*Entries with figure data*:

============

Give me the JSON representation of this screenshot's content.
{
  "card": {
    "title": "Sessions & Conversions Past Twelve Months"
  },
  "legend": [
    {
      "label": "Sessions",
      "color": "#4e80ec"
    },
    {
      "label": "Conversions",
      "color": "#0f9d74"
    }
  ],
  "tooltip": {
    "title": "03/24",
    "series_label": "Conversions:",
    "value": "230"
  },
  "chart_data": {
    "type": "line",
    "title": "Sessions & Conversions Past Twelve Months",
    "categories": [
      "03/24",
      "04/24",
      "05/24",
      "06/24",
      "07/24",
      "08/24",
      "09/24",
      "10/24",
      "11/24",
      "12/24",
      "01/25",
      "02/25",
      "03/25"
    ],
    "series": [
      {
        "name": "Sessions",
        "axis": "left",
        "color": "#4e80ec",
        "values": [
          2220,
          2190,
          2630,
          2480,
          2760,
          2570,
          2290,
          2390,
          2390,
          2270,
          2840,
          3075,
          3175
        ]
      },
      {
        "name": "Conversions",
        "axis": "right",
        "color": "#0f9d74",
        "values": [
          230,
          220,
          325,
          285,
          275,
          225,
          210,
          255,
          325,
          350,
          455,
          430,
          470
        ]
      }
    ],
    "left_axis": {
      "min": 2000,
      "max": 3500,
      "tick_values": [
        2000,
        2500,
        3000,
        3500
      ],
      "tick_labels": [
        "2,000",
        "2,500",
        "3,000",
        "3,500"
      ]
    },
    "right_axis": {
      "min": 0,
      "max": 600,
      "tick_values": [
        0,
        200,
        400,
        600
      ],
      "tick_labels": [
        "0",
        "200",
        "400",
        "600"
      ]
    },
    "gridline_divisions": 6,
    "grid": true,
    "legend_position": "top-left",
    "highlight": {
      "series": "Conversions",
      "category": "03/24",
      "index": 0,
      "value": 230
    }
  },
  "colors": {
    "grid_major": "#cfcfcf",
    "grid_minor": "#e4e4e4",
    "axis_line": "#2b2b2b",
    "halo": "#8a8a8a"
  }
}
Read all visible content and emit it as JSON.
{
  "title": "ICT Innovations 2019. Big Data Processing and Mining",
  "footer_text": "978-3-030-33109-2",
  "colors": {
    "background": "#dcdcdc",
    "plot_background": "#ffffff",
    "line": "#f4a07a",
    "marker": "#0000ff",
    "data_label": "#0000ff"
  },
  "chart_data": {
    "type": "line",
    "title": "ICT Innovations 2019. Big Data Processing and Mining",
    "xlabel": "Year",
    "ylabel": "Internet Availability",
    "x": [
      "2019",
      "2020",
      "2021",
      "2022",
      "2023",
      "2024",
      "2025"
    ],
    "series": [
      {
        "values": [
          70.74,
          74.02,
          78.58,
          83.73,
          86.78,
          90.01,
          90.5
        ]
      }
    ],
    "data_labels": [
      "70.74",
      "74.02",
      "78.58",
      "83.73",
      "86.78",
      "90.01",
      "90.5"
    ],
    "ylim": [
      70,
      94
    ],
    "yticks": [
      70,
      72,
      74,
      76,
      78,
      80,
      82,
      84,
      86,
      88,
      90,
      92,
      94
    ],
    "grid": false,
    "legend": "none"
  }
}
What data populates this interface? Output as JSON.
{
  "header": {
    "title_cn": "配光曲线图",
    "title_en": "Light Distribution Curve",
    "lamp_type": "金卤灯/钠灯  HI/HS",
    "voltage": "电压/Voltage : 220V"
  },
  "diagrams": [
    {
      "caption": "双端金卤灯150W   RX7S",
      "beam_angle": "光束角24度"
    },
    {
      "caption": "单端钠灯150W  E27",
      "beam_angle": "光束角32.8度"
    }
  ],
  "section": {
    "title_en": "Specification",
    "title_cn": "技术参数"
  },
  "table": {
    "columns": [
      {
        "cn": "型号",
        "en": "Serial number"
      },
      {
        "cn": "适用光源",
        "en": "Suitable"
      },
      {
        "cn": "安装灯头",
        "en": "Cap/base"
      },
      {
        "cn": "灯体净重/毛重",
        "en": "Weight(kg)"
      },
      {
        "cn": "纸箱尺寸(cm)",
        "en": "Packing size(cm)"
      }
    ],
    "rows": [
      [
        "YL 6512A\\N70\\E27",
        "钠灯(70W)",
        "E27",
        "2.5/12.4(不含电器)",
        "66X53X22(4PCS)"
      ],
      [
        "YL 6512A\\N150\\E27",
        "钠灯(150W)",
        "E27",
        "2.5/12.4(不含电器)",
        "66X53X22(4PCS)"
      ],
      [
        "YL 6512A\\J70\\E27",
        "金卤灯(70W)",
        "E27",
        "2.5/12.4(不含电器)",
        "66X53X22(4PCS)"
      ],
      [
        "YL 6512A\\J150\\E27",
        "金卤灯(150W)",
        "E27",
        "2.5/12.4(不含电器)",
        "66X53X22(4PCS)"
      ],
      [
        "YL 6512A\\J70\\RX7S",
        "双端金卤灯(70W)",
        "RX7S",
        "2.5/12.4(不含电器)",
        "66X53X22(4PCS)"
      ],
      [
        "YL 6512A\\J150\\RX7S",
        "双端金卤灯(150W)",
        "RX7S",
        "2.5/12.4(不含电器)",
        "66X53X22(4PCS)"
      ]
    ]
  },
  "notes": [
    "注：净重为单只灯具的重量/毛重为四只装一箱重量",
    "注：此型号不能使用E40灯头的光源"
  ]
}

============

*The request*:
Find the word "Mining" in the entries above and gather every line that holds it.

*Written answer*:
  "title": "ICT Innovations 2019. Big Data Processing and Mining",
    "title": "ICT Innovations 2019. Big Data Processing and Mining",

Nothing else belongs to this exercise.